EXTRACTED INFORMATION ▸

# # # #

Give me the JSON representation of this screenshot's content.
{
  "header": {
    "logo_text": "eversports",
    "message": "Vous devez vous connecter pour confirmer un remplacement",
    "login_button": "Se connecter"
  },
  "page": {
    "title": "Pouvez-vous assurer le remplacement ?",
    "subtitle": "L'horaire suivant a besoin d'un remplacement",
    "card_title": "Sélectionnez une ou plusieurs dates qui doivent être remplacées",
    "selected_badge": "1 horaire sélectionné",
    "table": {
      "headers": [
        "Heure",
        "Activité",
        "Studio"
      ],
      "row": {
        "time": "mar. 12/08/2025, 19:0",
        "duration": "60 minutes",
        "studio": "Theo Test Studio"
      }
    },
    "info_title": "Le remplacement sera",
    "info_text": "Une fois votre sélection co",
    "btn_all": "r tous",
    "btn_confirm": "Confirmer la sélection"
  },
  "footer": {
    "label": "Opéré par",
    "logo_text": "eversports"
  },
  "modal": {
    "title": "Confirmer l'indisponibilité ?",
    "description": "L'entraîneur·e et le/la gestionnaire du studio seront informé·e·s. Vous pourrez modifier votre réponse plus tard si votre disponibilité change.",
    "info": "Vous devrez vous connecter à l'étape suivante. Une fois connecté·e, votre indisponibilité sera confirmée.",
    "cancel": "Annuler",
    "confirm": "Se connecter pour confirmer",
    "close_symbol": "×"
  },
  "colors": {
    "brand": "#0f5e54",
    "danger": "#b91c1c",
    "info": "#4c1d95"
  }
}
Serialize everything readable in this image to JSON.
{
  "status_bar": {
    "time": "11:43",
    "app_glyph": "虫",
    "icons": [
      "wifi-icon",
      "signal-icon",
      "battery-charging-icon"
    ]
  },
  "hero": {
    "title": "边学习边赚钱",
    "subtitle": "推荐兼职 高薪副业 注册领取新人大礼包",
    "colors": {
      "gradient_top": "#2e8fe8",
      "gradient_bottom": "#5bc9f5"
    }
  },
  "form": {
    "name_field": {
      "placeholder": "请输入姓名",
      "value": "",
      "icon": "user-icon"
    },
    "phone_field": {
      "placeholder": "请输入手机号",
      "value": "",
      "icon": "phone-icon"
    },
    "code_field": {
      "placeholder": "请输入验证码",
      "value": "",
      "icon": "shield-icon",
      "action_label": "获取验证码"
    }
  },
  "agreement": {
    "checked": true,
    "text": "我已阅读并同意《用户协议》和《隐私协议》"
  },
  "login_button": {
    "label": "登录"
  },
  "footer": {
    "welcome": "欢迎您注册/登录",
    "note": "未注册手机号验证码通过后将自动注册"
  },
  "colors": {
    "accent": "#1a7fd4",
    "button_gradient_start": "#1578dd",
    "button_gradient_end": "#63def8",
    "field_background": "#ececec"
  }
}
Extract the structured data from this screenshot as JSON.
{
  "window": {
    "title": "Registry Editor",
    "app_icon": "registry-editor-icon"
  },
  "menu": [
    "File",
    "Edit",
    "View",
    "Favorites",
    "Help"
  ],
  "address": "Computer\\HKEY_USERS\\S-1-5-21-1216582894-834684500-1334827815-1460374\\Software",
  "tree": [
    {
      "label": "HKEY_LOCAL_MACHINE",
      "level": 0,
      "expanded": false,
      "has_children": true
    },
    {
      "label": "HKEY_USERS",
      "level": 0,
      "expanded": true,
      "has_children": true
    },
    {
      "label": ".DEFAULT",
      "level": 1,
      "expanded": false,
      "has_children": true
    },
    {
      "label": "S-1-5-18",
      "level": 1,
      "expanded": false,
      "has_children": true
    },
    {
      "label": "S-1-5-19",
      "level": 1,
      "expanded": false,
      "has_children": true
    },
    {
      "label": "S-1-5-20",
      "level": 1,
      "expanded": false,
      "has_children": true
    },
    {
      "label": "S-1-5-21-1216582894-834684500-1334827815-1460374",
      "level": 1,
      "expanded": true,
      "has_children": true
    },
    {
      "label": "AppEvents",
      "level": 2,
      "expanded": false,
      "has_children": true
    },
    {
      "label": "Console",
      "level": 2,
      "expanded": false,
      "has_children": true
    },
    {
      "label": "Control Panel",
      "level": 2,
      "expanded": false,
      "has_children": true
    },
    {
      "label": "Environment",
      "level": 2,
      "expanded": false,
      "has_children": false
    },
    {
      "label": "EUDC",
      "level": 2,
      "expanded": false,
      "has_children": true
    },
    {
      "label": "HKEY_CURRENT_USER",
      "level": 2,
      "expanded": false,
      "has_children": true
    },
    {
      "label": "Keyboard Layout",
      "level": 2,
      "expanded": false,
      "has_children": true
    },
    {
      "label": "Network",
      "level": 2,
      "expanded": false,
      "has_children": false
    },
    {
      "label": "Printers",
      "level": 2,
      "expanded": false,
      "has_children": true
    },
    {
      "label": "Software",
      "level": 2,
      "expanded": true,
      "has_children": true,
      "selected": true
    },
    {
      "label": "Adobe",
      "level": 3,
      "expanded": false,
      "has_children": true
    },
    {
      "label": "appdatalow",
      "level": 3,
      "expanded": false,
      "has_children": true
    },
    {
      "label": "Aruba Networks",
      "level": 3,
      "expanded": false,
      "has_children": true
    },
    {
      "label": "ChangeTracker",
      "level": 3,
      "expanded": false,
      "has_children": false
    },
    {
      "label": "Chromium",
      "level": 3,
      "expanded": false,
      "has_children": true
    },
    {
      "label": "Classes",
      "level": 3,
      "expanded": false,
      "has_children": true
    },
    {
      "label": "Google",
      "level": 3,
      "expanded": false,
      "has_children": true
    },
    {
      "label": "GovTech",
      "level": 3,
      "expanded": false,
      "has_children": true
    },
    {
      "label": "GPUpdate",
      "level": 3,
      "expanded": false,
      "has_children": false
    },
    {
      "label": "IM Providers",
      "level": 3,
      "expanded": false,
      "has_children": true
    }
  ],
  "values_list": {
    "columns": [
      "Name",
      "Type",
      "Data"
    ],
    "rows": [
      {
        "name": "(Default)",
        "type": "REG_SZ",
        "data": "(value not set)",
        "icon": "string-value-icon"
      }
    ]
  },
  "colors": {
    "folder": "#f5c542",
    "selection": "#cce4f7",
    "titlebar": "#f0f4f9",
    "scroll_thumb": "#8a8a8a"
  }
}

# # # #

STATED PROBLEM ▸
From the data above, copy each line where the string "fois" appears.

EXPECTED ANSWER ▸
    "info_text": "Une fois votre sélection co",
    "info": "Vous devrez vous connecter à l'étape suivante. Une fois connecté·e, votre indisponibilité sera confirmée.",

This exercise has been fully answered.